WHAT YOU ARE ASKED TO DO:
Copy out all of the material, matching it word for word.
......
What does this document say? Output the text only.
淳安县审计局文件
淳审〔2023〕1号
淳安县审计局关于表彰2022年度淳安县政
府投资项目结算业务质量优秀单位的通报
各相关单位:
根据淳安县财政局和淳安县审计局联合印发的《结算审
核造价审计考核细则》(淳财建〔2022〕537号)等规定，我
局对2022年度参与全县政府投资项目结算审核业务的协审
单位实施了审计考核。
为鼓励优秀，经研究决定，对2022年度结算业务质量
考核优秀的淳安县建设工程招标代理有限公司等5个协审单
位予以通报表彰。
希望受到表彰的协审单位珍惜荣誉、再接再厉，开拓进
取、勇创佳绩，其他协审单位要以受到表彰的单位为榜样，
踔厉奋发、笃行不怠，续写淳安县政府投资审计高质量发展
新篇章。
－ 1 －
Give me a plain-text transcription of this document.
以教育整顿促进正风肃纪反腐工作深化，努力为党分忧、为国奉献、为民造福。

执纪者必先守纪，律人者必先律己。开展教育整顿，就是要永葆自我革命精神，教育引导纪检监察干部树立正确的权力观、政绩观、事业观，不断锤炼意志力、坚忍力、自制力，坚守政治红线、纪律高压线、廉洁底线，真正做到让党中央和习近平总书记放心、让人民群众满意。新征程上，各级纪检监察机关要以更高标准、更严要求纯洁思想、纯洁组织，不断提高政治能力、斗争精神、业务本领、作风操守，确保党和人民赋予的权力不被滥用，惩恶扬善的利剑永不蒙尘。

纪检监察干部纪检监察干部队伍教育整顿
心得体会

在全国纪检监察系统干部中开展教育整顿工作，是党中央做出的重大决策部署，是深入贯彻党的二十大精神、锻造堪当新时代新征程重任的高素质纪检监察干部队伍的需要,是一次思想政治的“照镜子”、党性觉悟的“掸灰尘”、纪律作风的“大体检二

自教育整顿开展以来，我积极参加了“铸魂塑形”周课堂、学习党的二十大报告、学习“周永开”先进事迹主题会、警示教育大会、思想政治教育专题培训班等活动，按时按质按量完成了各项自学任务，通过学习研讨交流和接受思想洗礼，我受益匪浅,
......
RESULT:
What does this document say? Output the text only.
淳安县审计局文件
淳审〔2023〕1号
淳安县审计局关于表彰2022年度淳安县政
府投资项目结算业务质量优秀单位的通报
各相关单位:
根据淳安县财政局和淳安县审计局联合印发的《结算审
核造价审计考核细则》(淳财建〔2022〕537号)等规定，我
局对2022年度参与全县政府投资项目结算审核业务的协审
单位实施了审计考核。
为鼓励优秀，经研究决定，对2022年度结算业务质量
考核优秀的淳安县建设工程招标代理有限公司等5个协审单
位予以通报表彰。
希望受到表彰的协审单位珍惜荣誉、再接再厉，开拓进
取、勇创佳绩，其他协审单位要以受到表彰的单位为榜样，
踔厉奋发、笃行不怠，续写淳安县政府投资审计高质量发展
新篇章。
－ 1 －
Give me a plain-text transcription of this document.
以教育整顿促进正风肃纪反腐工作深化，努力为党分忧、为国奉献、为民造福。

执纪者必先守纪，律人者必先律己。开展教育整顿，就是要永葆自我革命精神，教育引导纪检监察干部树立正确的权力观、政绩观、事业观，不断锤炼意志力、坚忍力、自制力，坚守政治红线、纪律高压线、廉洁底线，真正做到让党中央和习近平总书记放心、让人民群众满意。新征程上，各级纪检监察机关要以更高标准、更严要求纯洁思想、纯洁组织，不断提高政治能力、斗争精神、业务本领、作风操守，确保党和人民赋予的权力不被滥用，惩恶扬善的利剑永不蒙尘。

纪检监察干部纪检监察干部队伍教育整顿
心得体会

在全国纪检监察系统干部中开展教育整顿工作，是党中央做出的重大决策部署，是深入贯彻党的二十大精神、锻造堪当新时代新征程重任的高素质纪检监察干部队伍的需要,是一次思想政治的“照镜子”、党性觉悟的“掸灰尘”、纪律作风的“大体检二

自教育整顿开展以来，我积极参加了“铸魂塑形”周课堂、学习党的二十大报告、学习“周永开”先进事迹主题会、警示教育大会、思想政治教育专题培训班等活动，按时按质按量完成了各项自学任务，通过学习研讨交流和接受思想洗礼，我受益匪浅,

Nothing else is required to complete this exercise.